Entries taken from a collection
* * * *

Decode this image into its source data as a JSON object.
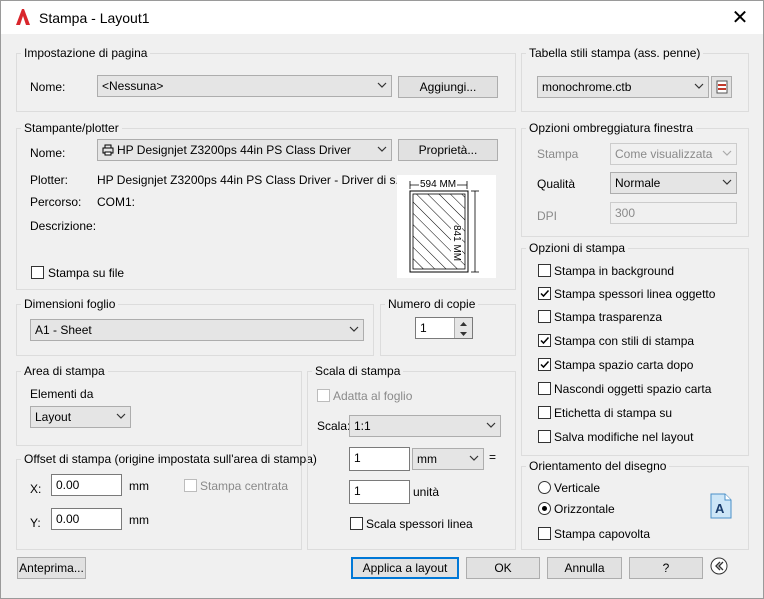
{
  "window": {
    "title": "Stampa - Layout1",
    "close_glyph": "✕"
  },
  "page_setup": {
    "legend": "Impostazione di pagina",
    "name_label": "Nome:",
    "name_value": "<Nessuna>",
    "add_button": "Aggiungi..."
  },
  "plotter": {
    "legend": "Stampante/plotter",
    "name_label": "Nome:",
    "name_value": "HP Designjet Z3200ps 44in PS Class Driver",
    "properties_button": "Proprietà...",
    "plotter_label": "Plotter:",
    "plotter_value": "HP Designjet Z3200ps 44in PS Class Driver - Driver di s...",
    "path_label": "Percorso:",
    "path_value": "COM1:",
    "description_label": "Descrizione:",
    "print_to_file": "Stampa su file",
    "preview_width": "594 MM",
    "preview_height": "841 MM"
  },
  "paper_size": {
    "legend": "Dimensioni foglio",
    "value": "A1 - Sheet"
  },
  "copies": {
    "legend": "Numero di copie",
    "value": "1"
  },
  "plot_area": {
    "legend": "Area di stampa",
    "what_label": "Elementi da",
    "what_value": "Layout"
  },
  "plot_offset": {
    "legend": "Offset di stampa (origine impostata sull'area di stampa)",
    "x_label": "X:",
    "x_value": "0.00",
    "x_unit": "mm",
    "y_label": "Y:",
    "y_value": "0.00",
    "y_unit": "mm",
    "center": "Stampa centrata"
  },
  "plot_scale": {
    "legend": "Scala di stampa",
    "fit": "Adatta al foglio",
    "scale_label": "Scala:",
    "scale_value": "1:1",
    "value1": "1",
    "unit1": "mm",
    "equals": "=",
    "value2": "1",
    "unit2": "unità",
    "lineweights": "Scala spessori linea"
  },
  "style_table": {
    "legend": "Tabella stili stampa (ass. penne)",
    "value": "monochrome.ctb"
  },
  "shaded": {
    "legend": "Opzioni ombreggiatura finestra",
    "shade_label": "Stampa",
    "shade_value": "Come visualizzata",
    "quality_label": "Qualità",
    "quality_value": "Normale",
    "dpi_label": "DPI",
    "dpi_value": "300"
  },
  "plot_options": {
    "legend": "Opzioni di stampa",
    "items": [
      {
        "label": "Stampa in background",
        "checked": false
      },
      {
        "label": "Stampa spessori linea oggetto",
        "checked": true
      },
      {
        "label": "Stampa trasparenza",
        "checked": false
      },
      {
        "label": "Stampa con stili di stampa",
        "checked": true
      },
      {
        "label": "Stampa spazio carta dopo",
        "checked": true
      },
      {
        "label": "Nascondi oggetti spazio carta",
        "checked": false
      },
      {
        "label": "Etichetta di stampa su",
        "checked": false
      },
      {
        "label": "Salva modifiche nel layout",
        "checked": false
      }
    ]
  },
  "orientation": {
    "legend": "Orientamento del disegno",
    "portrait": "Verticale",
    "landscape": "Orizzontale",
    "upside_down": "Stampa capovolta",
    "selected": "Orizzontale"
  },
  "footer": {
    "preview": "Anteprima...",
    "apply": "Applica a layout",
    "ok": "OK",
    "cancel": "Annulla",
    "help": "?"
  }
}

* * * *

→ **Set problem**
Replicate the material above verbatim; images stay out of the copy.

→ **Worked solution**
Decode this image into its source data as a JSON object.
{
  "window": {
    "title": "Stampa - Layout1",
    "close_glyph": "✕"
  },
  "page_setup": {
    "legend": "Impostazione di pagina",
    "name_label": "Nome:",
    "name_value": "<Nessuna>",
    "add_button": "Aggiungi..."
  },
  "plotter": {
    "legend": "Stampante/plotter",
    "name_label": "Nome:",
    "name_value": "HP Designjet Z3200ps 44in PS Class Driver",
    "properties_button": "Proprietà...",
    "plotter_label": "Plotter:",
    "plotter_value": "HP Designjet Z3200ps 44in PS Class Driver - Driver di s...",
    "path_label": "Percorso:",
    "path_value": "COM1:",
    "description_label": "Descrizione:",
    "print_to_file": "Stampa su file",
    "preview_width": "594 MM",
    "preview_height": "841 MM"
  },
  "paper_size": {
    "legend": "Dimensioni foglio",
    "value": "A1 - Sheet"
  },
  "copies": {
    "legend": "Numero di copie",
    "value": "1"
  },
  "plot_area": {
    "legend": "Area di stampa",
    "what_label": "Elementi da",
    "what_value": "Layout"
  },
  "plot_offset": {
    "legend": "Offset di stampa (origine impostata sull'area di stampa)",
    "x_label": "X:",
    "x_value": "0.00",
    "x_unit": "mm",
    "y_label": "Y:",
    "y_value": "0.00",
    "y_unit": "mm",
    "center": "Stampa centrata"
  },
  "plot_scale": {
    "legend": "Scala di stampa",
    "fit": "Adatta al foglio",
    "scale_label": "Scala:",
    "scale_value": "1:1",
    "value1": "1",
    "unit1": "mm",
    "equals": "=",
    "value2": "1",
    "unit2": "unità",
    "lineweights": "Scala spessori linea"
  },
  "style_table": {
    "legend": "Tabella stili stampa (ass. penne)",
    "value": "monochrome.ctb"
  },
  "shaded": {
    "legend": "Opzioni ombreggiatura finestra",
    "shade_label": "Stampa",
    "shade_value": "Come visualizzata",
    "quality_label": "Qualità",
    "quality_value": "Normale",
    "dpi_label": "DPI",
    "dpi_value": "300"
  },
  "plot_options": {
    "legend": "Opzioni di stampa",
    "items": [
      {
        "label": "Stampa in background",
        "checked": false
      },
      {
        "label": "Stampa spessori linea oggetto",
        "checked": true
      },
      {
        "label": "Stampa trasparenza",
        "checked": false
      },
      {
        "label": "Stampa con stili di stampa",
        "checked": true
      },
      {
        "label": "Stampa spazio carta dopo",
        "checked": true
      },
      {
        "label": "Nascondi oggetti spazio carta",
        "checked": false
      },
      {
        "label": "Etichetta di stampa su",
        "checked": false
      },
      {
        "label": "Salva modifiche nel layout",
        "checked": false
      }
    ]
  },
  "orientation": {
    "legend": "Orientamento del disegno",
    "portrait": "Verticale",
    "landscape": "Orizzontale",
    "upside_down": "Stampa capovolta",
    "selected": "Orizzontale"
  },
  "footer": {
    "preview": "Anteprima...",
    "apply": "Applica a layout",
    "ok": "OK",
    "cancel": "Annulla",
    "help": "?"
  }
}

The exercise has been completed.